Goal: Find the lines holding "Ярославской" and copy them.

Data records

┄┄┄┄┄┄

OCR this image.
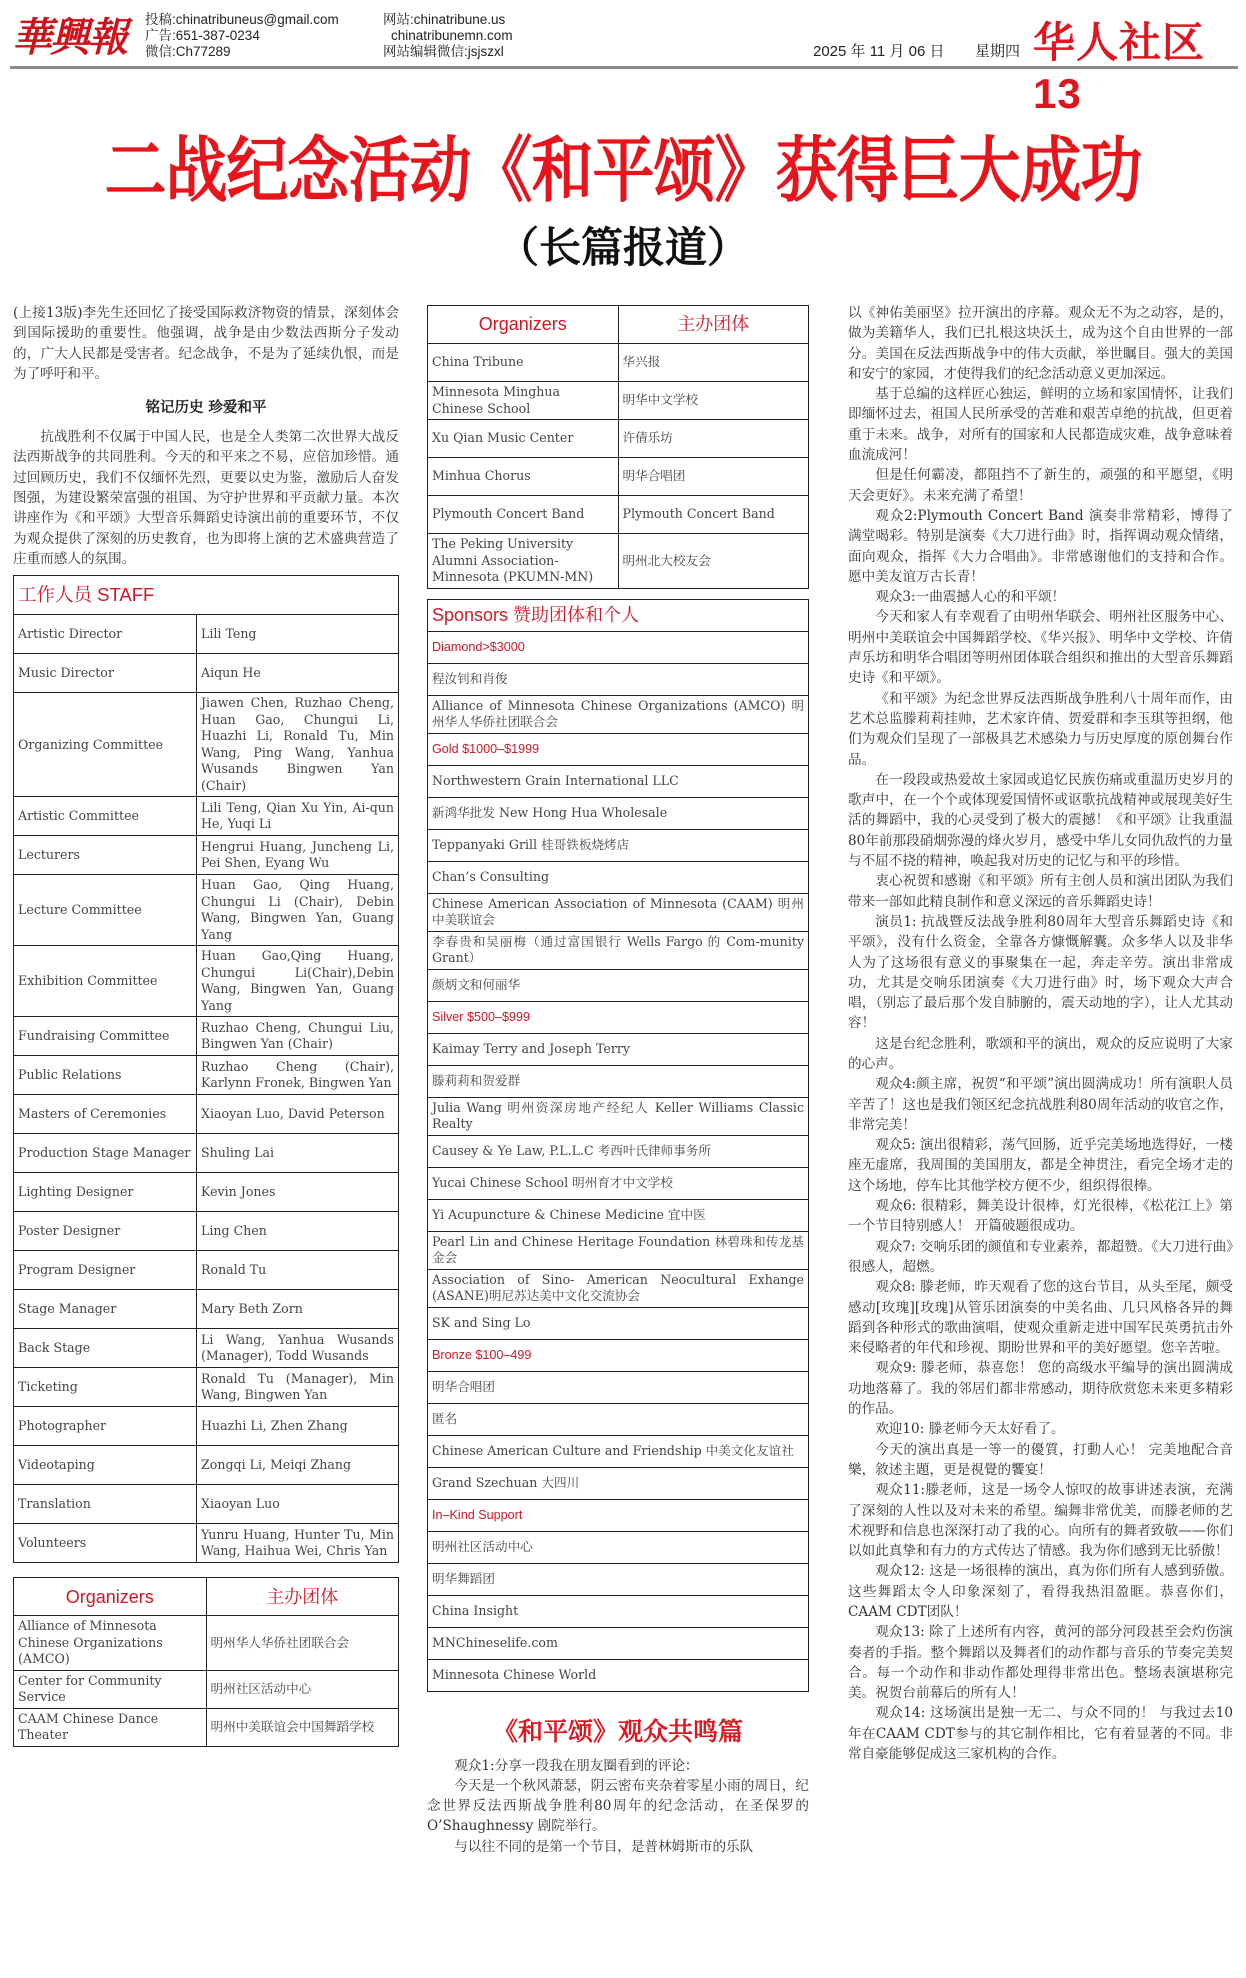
華興報 投稿:chinatribuneus@gmail.com
广告:651-387-0234
微信:Ch77289
网站:chinatribune.us
chinatribunemn.com
网站编辑微信:jsjszxl	2025 年 11 月 06 日 星期四 华人社区 13
二战纪念活动《和平颂》获得巨大成功
（长篇报道）

(上接13版)李先生还回忆了接受国际救济物资的情景，深刻体会到国际援助的重要性。他强调，战争是由少数法西斯分子发动的，广大人民都是受害者。纪念战争，不是为了延续仇恨，而是为了呼吁和平。

铭记历史 珍爱和平

抗战胜利不仅属于中国人民，也是全人类第二次世界大战反法西斯战争的共同胜利。今天的和平来之不易，应倍加珍惜。通过回顾历史，我们不仅缅怀先烈，更要以史为鉴，激励后人奋发图强，为建设繁荣富强的祖国、为守护世界和平贡献力量。本次讲座作为《和平颂》大型音乐舞蹈史诗演出前的重要环节，不仅为观众提供了深刻的历史教育，也为即将上演的艺术盛典营造了庄重而感人的氛围。

工作人员 STAFF	
Artistic Director	Lili Teng
Music Director	Aiqun He
Organizing Committee	Jiawen Chen, Ruzhao Cheng, Huan Gao, Chungui Li, Huazhi Li, Ronald Tu, Min Wang, Ping Wang, Yanhua Wusands Bingwen Yan (Chair)
Artistic Committee	Lili Teng, Qian Xu Yin, Ai-qun He, Yuqi Li
Lecturers	Hengrui Huang, Juncheng Li, Pei Shen, Eyang Wu
Lecture Committee	Huan Gao, Qing Huang, Chungui Li (Chair), Debin Wang, Bingwen Yan, Guang Yang
Exhibition Committee	Huan Gao,Qing Huang, Chungui Li(Chair),Debin Wang, Bingwen Yan, Guang Yang
Fundraising Committee	Ruzhao Cheng, Chungui Liu, Bingwen Yan (Chair)
Public Relations	Ruzhao Cheng (Chair), Karlynn Fronek, Bingwen Yan
Masters of Ceremonies	Xiaoyan Luo, David Peterson
Production Stage Manager	Shuling Lai
Lighting Designer	Kevin Jones
Poster Designer	Ling Chen
Program Designer	Ronald Tu
Stage Manager	Mary Beth Zorn
Back Stage	Li Wang, Yanhua Wusands (Manager), Todd Wusands
Ticketing	Ronald Tu (Manager), Min Wang, Bingwen Yan
Photographer	Huazhi Li, Zhen Zhang
Videotaping	Zongqi Li, Meiqi Zhang
Translation	Xiaoyan Luo
Volunteers	Yunru Huang, Hunter Tu, Min Wang, Haihua Wei, Chris Yan
Organizers	主办团体
Alliance of Minnesota Chinese Organizations (AMCO)	明州华人华侨社团联合会
Center for Community Service	明州社区活动中心
CAAM Chinese Dance Theater	明州中美联谊会中国舞蹈学校
Organizers	主办团体
China Tribune	华兴报
Minnesota Minghua Chinese School	明华中文学校
Xu Qian Music Center	许倩乐坊
Minhua Chorus	明华合唱团
Plymouth Concert Band	Plymouth Concert Band
The Peking University Alumni Association-Minnesota (PKUMN-MN)	明州北大校友会
Sponsors 赞助团体和个人
Diamond>$3000
程汝钊和肖俊
Alliance of Minnesota Chinese Organizations (AMCO) 明州华人华侨社团联合会
Gold $1000–$1999
Northwestern Grain International LLC
新鸿华批发 New Hong Hua Wholesale
Teppanyaki Grill 桂哥铁板烧烤店
Chan’s Consulting
Chinese American Association of Minnesota (CAAM) 明州中美联谊会
李春贵和吴丽梅（通过富国银行 Wells Fargo 的 Com-munity Grant）
颜炳文和何丽华
Silver $500–$999
Kaimay Terry and Joseph Terry
滕莉莉和贺爱群
Julia Wang 明州资深房地产经纪人 Keller Williams Classic Realty
Causey & Ye Law, P.L.L.C 考西叶氏律师事务所
Yucai Chinese School 明州育才中文学校
Yi Acupuncture & Chinese Medicine 宜中医
Pearl Lin and Chinese Heritage Foundation 林碧珠和传龙基金会
Association of Sino- American Neocultural Exhange (ASANE)明尼苏达美中文化交流协会
SK and Sing Lo
Bronze $100–499
明华合唱团
匿名
Chinese American Culture and Friendship 中美文化友谊社
Grand Szechuan 大四川
In–Kind Support
明州社区活动中心
明华舞蹈团
China Insight
MNChineselife.com
Minnesota Chinese World
《和平颂》观众共鸣篇

观众1:分享一段我在朋友圈看到的评论：

今天是一个秋风萧瑟，阴云密布夹杂着零星小雨的周日，纪念世界反法西斯战争胜利80周年的纪念活动，在圣保罗的O’Shaughnessy 剧院举行。

与以往不同的是第一个节目，是普林姆斯市的乐队

以《神佑美丽坚》拉开演出的序幕。观众无不为之动容，是的，做为美籍华人，我们已扎根这块沃土，成为这个自由世界的一部分。美国在反法西斯战争中的伟大贡献，举世瞩目。强大的美国和安宁的家园，才使得我们的纪念活动意义更加深远。

基于总编的这样匠心独运，鲜明的立场和家国情怀，让我们即缅怀过去，祖国人民所承受的苦难和艰苦卓绝的抗战，但更着重于未来。战争，对所有的国家和人民都造成灾难，战争意味着血流成河！

但是任何霸凌，都阻挡不了新生的，顽强的和平愿望，《明天会更好》。未来充满了希望！

观众2:Plymouth Concert Band 演奏非常精彩，博得了满堂喝彩。特别是演奏《大刀进行曲》时，指挥调动观众情绪，面向观众，指挥《大力合唱曲》。非常感谢他们的支持和合作。愿中美友谊万古长青！

观众3:一曲震撼人心的和平颂！

今天和家人有幸观看了由明州华联会、明州社区服务中心、明州中美联谊会中国舞蹈学校、《华兴报》、明华中文学校、许倩声乐坊和明华合唱团等明州团体联合组织和推出的大型音乐舞蹈史诗《和平颂》。

《和平颂》为纪念世界反法西斯战争胜利八十周年而作，由艺术总监滕莉莉挂帅，艺术家许倩、贺爱群和李玉琪等担纲，他们为观众们呈现了一部极具艺术感染力与历史厚度的原创舞台作品。

在一段段或热爱故土家园或追忆民族伤痛或重温历史岁月的歌声中，在一个个或体现爱国情怀或讴歌抗战精神或展现美好生活的舞蹈中，我的心灵受到了极大的震撼！《和平颂》让我重温80年前那段硝烟弥漫的烽火岁月，感受中华儿女同仇敌忾的力量与不屈不挠的精神，唤起我对历史的记忆与和平的珍惜。

衷心祝贺和感谢《和平颂》所有主创人员和演出团队为我们带来一部如此精良制作和意义深远的音乐舞蹈史诗！

演员1: 抗战暨反法战争胜利80周年大型音乐舞蹈史诗《和平颂》，没有什么资金，全靠各方慷慨解囊。众多华人以及非华人为了这场很有意义的事聚集在一起，奔走辛劳。演出非常成功，尤其是交响乐团演奏《大刀进行曲》时，场下观众大声合唱，（别忘了最后那个发自肺腑的，震天动地的字），让人尤其动容！

这是台纪念胜利，歌颂和平的演出，观众的反应说明了大家的心声。

观众4:颜主席，祝贺“和平颂”演出圆满成功！所有演职人员辛苦了！这也是我们领区纪念抗战胜利80周年活动的收官之作，非常完美！

观众5: 演出很精彩，荡气回肠，近乎完美场地选得好，一楼座无虚席，我周围的美国朋友，都是全神贯注，看完全场才走的 这个场地，停车比其他学校方便不少，组织得很棒。

观众6: 很精彩，舞美设计很棒，灯光很棒，《松花江上》第一个节目特别感人！ 开篇破题很成功。

观众7: 交响乐团的颜值和专业素养，都超赞。《大刀进行曲》很感人，超燃。

观众8: 滕老师，昨天观看了您的这台节目，从头至尾，颇受感动[玫瑰][玫瑰]从管乐团演奏的中美名曲、几只风格各异的舞蹈到各种形式的歌曲演唱，使观众重新走进中国军民英勇抗击外来侵略者的年代和珍视、期盼世界和平的美好愿望。您辛苦啦。

观众9: 滕老师，恭喜您！ 您的高级水平编导的演出圆满成功地落幕了。我的邻居们都非常感动，期待欣赏您未来更多精彩的作品。

欢迎10: 滕老师今天太好看了。

今天的演出真是一等一的優質，打動人心！ 完美地配合音樂，敘述主題，更是視覺的饗宴！

观众11:滕老师，这是一场令人惊叹的故事讲述表演，充满了深刻的人性以及对未来的希望。编舞非常优美，而滕老师的艺术视野和信息也深深打动了我的心。向所有的舞者致敬——你们以如此真挚和有力的方式传达了情感。我为你们感到无比骄傲！

观众12: 这是一场很棒的演出，真为你们所有人感到骄傲。这些舞蹈太令人印象深刻了，看得我热泪盈眶。恭喜你们，CAAM CDT团队！

观众13: 除了上述所有内容，黄河的部分河段甚至会灼伤演奏者的手指。整个舞蹈以及舞者们的动作都与音乐的节奏完美契合。每一个动作和非动作都处理得非常出色。整场表演堪称完美。祝贺台前幕后的所有人！

观众14: 这场演出是独一无二、与众不同的！ 与我过去10年在CAAM CDT参与的其它制作相比，它有着显著的不同。非常自豪能够促成这三家机构的合作。
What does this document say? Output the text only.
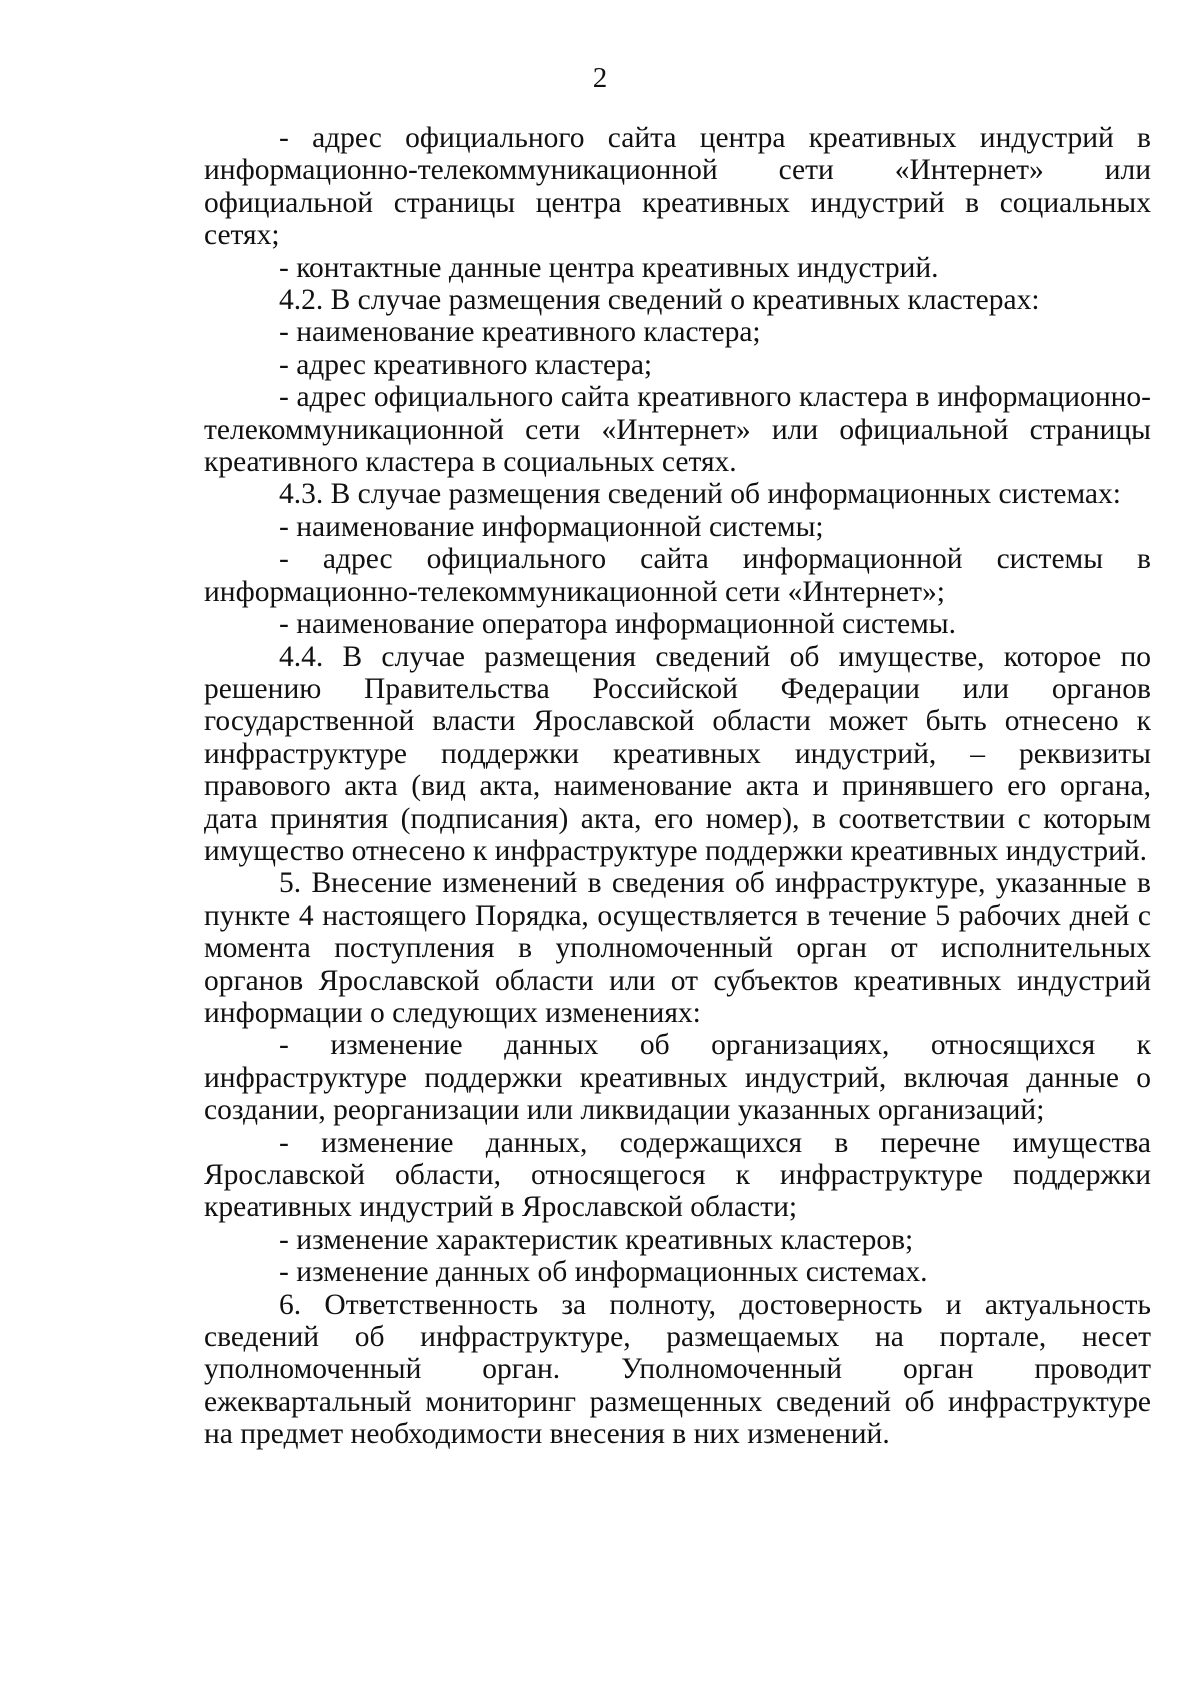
2

- адрес официального сайта центра креативных индустрий в информационно-телекоммуникационной сети «Интернет» или официальной страницы центра креативных индустрий в социальных сетях;

- контактные данные центра креативных индустрий.

4.2. В случае размещения сведений о креативных кластерах:

- наименование креативного кластера;

- адрес креативного кластера;

- адрес официального сайта креативного кластера в информационно-телекоммуникационной сети «Интернет» или официальной страницы креативного кластера в социальных сетях.

4.3. В случае размещения сведений об информационных системах:

- наименование информационной системы;

- адрес официального сайта информационной системы в информационно-телекоммуникационной сети «Интернет»;

- наименование оператора информационной системы.

4.4. В случае размещения сведений об имуществе, которое по решению Правительства Российской Федерации или органов государственной власти Ярославской области может быть отнесено к инфраструктуре поддержки креативных индустрий, – реквизиты правового акта (вид акта, наименование акта и принявшего его органа, дата принятия (подписания) акта, его номер), в соответствии с которым имущество отнесено к инфраструктуре поддержки креативных индустрий.

5. Внесение изменений в сведения об инфраструктуре, указанные в пункте 4 настоящего Порядка, осуществляется в течение 5 рабочих дней с момента поступления в уполномоченный орган от исполнительных органов Ярославской области или от субъектов креативных индустрий информации о следующих изменениях:

- изменение данных об организациях, относящихся к инфраструктуре поддержки креативных индустрий, включая данные о создании, реорганизации или ликвидации указанных организаций;

- изменение данных, содержащихся в перечне имущества Ярославской области, относящегося к инфраструктуре поддержки креативных индустрий в Ярославской области;

- изменение характеристик креативных кластеров;

- изменение данных об информационных системах.

6. Ответственность за полноту, достоверность и актуальность сведений об инфраструктуре, размещаемых на портале, несет уполномоченный орган. Уполномоченный орган проводит ежеквартальный мониторинг размещенных сведений об инфраструктуре на предмет необходимости внесения в них изменений.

┄┄┄┄┄┄

Worked answer:
4.4. В случае размещения сведений об имуществе, которое по решению Правительства Российской Федерации или органов государственной власти Ярославской области может быть отнесено к инфраструктуре поддержки креативных индустрий, – реквизиты правового акта (вид акта, наименование акта и принявшего его органа, дата принятия (подписания) акта, его номер), в соответствии с которым имущество отнесено к инфраструктуре поддержки креативных индустрий.
5. Внесение изменений в сведения об инфраструктуре, указанные в пункте 4 настоящего Порядка, осуществляется в течение 5 рабочих дней с момента поступления в уполномоченный орган от исполнительных органов Ярославской области или от субъектов креативных индустрий информации о следующих изменениях:
- изменение данных, содержащихся в перечне имущества Ярославской области, относящегося к инфраструктуре поддержки креативных индустрий в Ярославской области;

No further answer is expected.